§ Your goal: Print, exactly and completely, every entry in the data.

Dataset items
===
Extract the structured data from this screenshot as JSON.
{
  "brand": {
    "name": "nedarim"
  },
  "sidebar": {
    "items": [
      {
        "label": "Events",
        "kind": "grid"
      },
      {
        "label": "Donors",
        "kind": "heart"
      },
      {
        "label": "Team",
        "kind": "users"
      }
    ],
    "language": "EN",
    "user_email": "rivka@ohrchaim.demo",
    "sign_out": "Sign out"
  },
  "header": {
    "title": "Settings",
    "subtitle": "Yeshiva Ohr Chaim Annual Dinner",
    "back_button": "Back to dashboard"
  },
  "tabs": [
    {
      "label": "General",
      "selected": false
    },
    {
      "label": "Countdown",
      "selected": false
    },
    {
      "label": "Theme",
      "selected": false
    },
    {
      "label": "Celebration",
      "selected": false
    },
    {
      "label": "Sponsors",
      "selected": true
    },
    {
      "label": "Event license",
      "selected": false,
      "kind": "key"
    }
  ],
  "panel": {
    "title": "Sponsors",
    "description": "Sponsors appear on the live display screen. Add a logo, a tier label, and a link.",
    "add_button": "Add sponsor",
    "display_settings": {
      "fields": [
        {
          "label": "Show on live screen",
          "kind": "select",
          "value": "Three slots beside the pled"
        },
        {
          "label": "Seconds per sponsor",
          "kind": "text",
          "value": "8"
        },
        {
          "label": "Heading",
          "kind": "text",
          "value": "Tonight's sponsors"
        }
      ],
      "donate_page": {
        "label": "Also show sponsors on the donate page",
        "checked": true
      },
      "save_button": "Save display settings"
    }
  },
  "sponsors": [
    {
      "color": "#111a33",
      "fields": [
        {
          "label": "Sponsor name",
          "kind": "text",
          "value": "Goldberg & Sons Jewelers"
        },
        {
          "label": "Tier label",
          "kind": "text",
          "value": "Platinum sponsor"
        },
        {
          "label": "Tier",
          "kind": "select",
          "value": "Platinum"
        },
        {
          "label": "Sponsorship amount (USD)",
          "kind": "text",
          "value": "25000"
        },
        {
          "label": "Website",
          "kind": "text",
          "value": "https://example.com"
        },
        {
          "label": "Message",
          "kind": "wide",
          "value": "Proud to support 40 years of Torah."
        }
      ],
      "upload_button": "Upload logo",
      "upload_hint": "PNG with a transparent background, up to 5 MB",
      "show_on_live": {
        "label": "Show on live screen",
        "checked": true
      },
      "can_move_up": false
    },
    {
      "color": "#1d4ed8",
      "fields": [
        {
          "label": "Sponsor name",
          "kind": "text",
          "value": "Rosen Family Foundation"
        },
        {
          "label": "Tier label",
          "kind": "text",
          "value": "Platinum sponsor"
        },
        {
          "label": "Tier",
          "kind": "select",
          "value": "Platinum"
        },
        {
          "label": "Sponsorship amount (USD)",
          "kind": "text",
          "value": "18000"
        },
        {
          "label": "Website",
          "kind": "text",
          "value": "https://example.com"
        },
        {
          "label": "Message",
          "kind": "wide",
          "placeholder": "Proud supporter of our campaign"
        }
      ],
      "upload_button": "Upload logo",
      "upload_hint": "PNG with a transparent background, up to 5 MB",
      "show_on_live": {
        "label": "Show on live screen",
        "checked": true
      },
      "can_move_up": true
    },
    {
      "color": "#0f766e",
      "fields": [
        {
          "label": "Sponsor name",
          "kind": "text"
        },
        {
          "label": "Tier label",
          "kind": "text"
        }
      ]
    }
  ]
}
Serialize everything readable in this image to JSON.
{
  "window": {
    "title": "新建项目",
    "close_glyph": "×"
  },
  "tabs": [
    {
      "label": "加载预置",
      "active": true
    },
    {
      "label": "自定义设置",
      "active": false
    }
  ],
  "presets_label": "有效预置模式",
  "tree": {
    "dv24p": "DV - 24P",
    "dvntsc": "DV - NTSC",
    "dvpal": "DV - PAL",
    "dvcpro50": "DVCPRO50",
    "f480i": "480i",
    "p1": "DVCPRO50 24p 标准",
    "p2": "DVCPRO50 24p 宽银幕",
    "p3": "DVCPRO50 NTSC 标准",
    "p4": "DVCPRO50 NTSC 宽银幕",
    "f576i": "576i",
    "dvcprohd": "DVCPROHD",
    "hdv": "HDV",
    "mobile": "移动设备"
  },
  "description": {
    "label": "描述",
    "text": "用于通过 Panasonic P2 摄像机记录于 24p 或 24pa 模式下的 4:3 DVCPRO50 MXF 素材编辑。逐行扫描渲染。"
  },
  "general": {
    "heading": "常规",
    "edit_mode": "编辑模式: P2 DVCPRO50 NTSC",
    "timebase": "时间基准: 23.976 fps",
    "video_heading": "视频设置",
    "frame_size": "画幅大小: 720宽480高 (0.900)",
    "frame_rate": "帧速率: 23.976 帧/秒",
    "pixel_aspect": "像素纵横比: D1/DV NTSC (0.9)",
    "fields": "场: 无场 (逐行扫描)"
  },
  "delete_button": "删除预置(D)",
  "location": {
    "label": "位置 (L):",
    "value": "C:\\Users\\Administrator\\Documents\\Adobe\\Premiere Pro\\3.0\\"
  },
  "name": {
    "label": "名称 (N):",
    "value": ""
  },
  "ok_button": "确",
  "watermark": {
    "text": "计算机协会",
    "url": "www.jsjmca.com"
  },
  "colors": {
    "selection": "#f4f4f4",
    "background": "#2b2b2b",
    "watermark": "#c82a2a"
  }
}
===
§ In response:
Extract the structured data from this screenshot as JSON.
{
  "brand": {
    "name": "nedarim"
  },
  "sidebar": {
    "items": [
      {
        "label": "Events",
        "kind": "grid"
      },
      {
        "label": "Donors",
        "kind": "heart"
      },
      {
        "label": "Team",
        "kind": "users"
      }
    ],
    "language": "EN",
    "user_email": "rivka@ohrchaim.demo",
    "sign_out": "Sign out"
  },
  "header": {
    "title": "Settings",
    "subtitle": "Yeshiva Ohr Chaim Annual Dinner",
    "back_button": "Back to dashboard"
  },
  "tabs": [
    {
      "label": "General",
      "selected": false
    },
    {
      "label": "Countdown",
      "selected": false
    },
    {
      "label": "Theme",
      "selected": false
    },
    {
      "label": "Celebration",
      "selected": false
    },
    {
      "label": "Sponsors",
      "selected": true
    },
    {
      "label": "Event license",
      "selected": false,
      "kind": "key"
    }
  ],
  "panel": {
    "title": "Sponsors",
    "description": "Sponsors appear on the live display screen. Add a logo, a tier label, and a link.",
    "add_button": "Add sponsor",
    "display_settings": {
      "fields": [
        {
          "label": "Show on live screen",
          "kind": "select",
          "value": "Three slots beside the pled"
        },
        {
          "label": "Seconds per sponsor",
          "kind": "text",
          "value": "8"
        },
        {
          "label": "Heading",
          "kind": "text",
          "value": "Tonight's sponsors"
        }
      ],
      "donate_page": {
        "label": "Also show sponsors on the donate page",
        "checked": true
      },
      "save_button": "Save display settings"
    }
  },
  "sponsors": [
    {
      "color": "#111a33",
      "fields": [
        {
          "label": "Sponsor name",
          "kind": "text",
          "value": "Goldberg & Sons Jewelers"
        },
        {
          "label": "Tier label",
          "kind": "text",
          "value": "Platinum sponsor"
        },
        {
          "label": "Tier",
          "kind": "select",
          "value": "Platinum"
        },
        {
          "label": "Sponsorship amount (USD)",
          "kind": "text",
          "value": "25000"
        },
        {
          "label": "Website",
          "kind": "text",
          "value": "https://example.com"
        },
        {
          "label": "Message",
          "kind": "wide",
          "value": "Proud to support 40 years of Torah."
        }
      ],
      "upload_button": "Upload logo",
      "upload_hint": "PNG with a transparent background, up to 5 MB",
      "show_on_live": {
        "label": "Show on live screen",
        "checked": true
      },
      "can_move_up": false
    },
    {
      "color": "#1d4ed8",
      "fields": [
        {
          "label": "Sponsor name",
          "kind": "text",
          "value": "Rosen Family Foundation"
        },
        {
          "label": "Tier label",
          "kind": "text",
          "value": "Platinum sponsor"
        },
        {
          "label": "Tier",
          "kind": "select",
          "value": "Platinum"
        },
        {
          "label": "Sponsorship amount (USD)",
          "kind": "text",
          "value": "18000"
        },
        {
          "label": "Website",
          "kind": "text",
          "value": "https://example.com"
        },
        {
          "label": "Message",
          "kind": "wide",
          "placeholder": "Proud supporter of our campaign"
        }
      ],
      "upload_button": "Upload logo",
      "upload_hint": "PNG with a transparent background, up to 5 MB",
      "show_on_live": {
        "label": "Show on live screen",
        "checked": true
      },
      "can_move_up": true
    },
    {
      "color": "#0f766e",
      "fields": [
        {
          "label": "Sponsor name",
          "kind": "text"
        },
        {
          "label": "Tier label",
          "kind": "text"
        }
      ]
    }
  ]
}
Serialize everything readable in this image to JSON.
{
  "window": {
    "title": "新建项目",
    "close_glyph": "×"
  },
  "tabs": [
    {
      "label": "加载预置",
      "active": true
    },
    {
      "label": "自定义设置",
      "active": false
    }
  ],
  "presets_label": "有效预置模式",
  "tree": {
    "dv24p": "DV - 24P",
    "dvntsc": "DV - NTSC",
    "dvpal": "DV - PAL",
    "dvcpro50": "DVCPRO50",
    "f480i": "480i",
    "p1": "DVCPRO50 24p 标准",
    "p2": "DVCPRO50 24p 宽银幕",
    "p3": "DVCPRO50 NTSC 标准",
    "p4": "DVCPRO50 NTSC 宽银幕",
    "f576i": "576i",
    "dvcprohd": "DVCPROHD",
    "hdv": "HDV",
    "mobile": "移动设备"
  },
  "description": {
    "label": "描述",
    "text": "用于通过 Panasonic P2 摄像机记录于 24p 或 24pa 模式下的 4:3 DVCPRO50 MXF 素材编辑。逐行扫描渲染。"
  },
  "general": {
    "heading": "常规",
    "edit_mode": "编辑模式: P2 DVCPRO50 NTSC",
    "timebase": "时间基准: 23.976 fps",
    "video_heading": "视频设置",
    "frame_size": "画幅大小: 720宽480高 (0.900)",
    "frame_rate": "帧速率: 23.976 帧/秒",
    "pixel_aspect": "像素纵横比: D1/DV NTSC (0.9)",
    "fields": "场: 无场 (逐行扫描)"
  },
  "delete_button": "删除预置(D)",
  "location": {
    "label": "位置 (L):",
    "value": "C:\\Users\\Administrator\\Documents\\Adobe\\Premiere Pro\\3.0\\"
  },
  "name": {
    "label": "名称 (N):",
    "value": ""
  },
  "ok_button": "确",
  "watermark": {
    "text": "计算机协会",
    "url": "www.jsjmca.com"
  },
  "colors": {
    "selection": "#f4f4f4",
    "background": "#2b2b2b",
    "watermark": "#c82a2a"
  }
}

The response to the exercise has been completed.